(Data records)
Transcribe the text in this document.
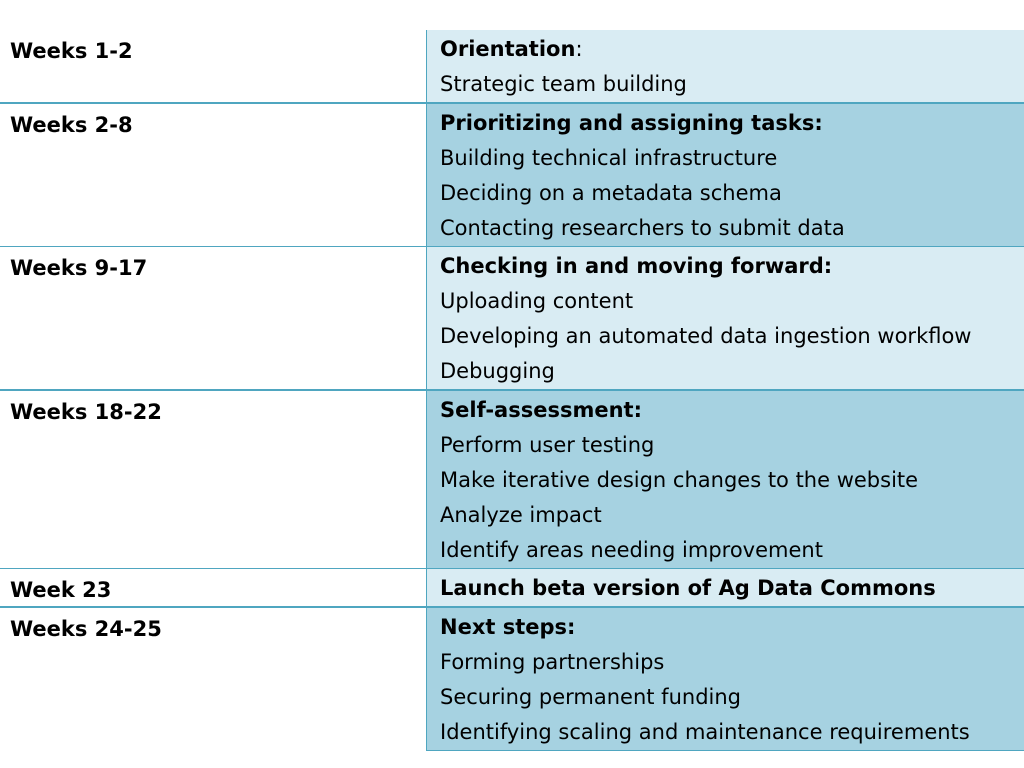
Weeks 1-2	Orientation:
Strategic team building
Weeks 2-8	Prioritizing and assigning tasks:
Building technical infrastructure
Deciding on a metadata schema
Contacting researchers to submit data
Weeks 9-17	Checking in and moving forward:
Uploading content
Developing an automated data ingestion workflow
Debugging
Weeks 18-22	Self-assessment:
Perform user testing
Make iterative design changes to the website
Analyze impact
Identify areas needing improvement
Week 23	Launch beta version of Ag Data Commons
Weeks 24-25	Next steps:
Forming partnerships
Securing permanent funding
Identifying scaling and maintenance requirements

→ **INSTRUCTIONS FOR THE TASK**
Leave out all pictures, then copy the remaining material exactly.

→ **REPLY TO THE TASK**
Transcribe the text in this document.
Weeks 1-2	Orientation:
Strategic team building
Weeks 2-8	Prioritizing and assigning tasks:
Building technical infrastructure
Deciding on a metadata schema
Contacting researchers to submit data
Weeks 9-17	Checking in and moving forward:
Uploading content
Developing an automated data ingestion workflow
Debugging
Weeks 18-22	Self-assessment:
Perform user testing
Make iterative design changes to the website
Analyze impact
Identify areas needing improvement
Week 23	Launch beta version of Ag Data Commons
Weeks 24-25	Next steps:
Forming partnerships
Securing permanent funding
Identifying scaling and maintenance requirements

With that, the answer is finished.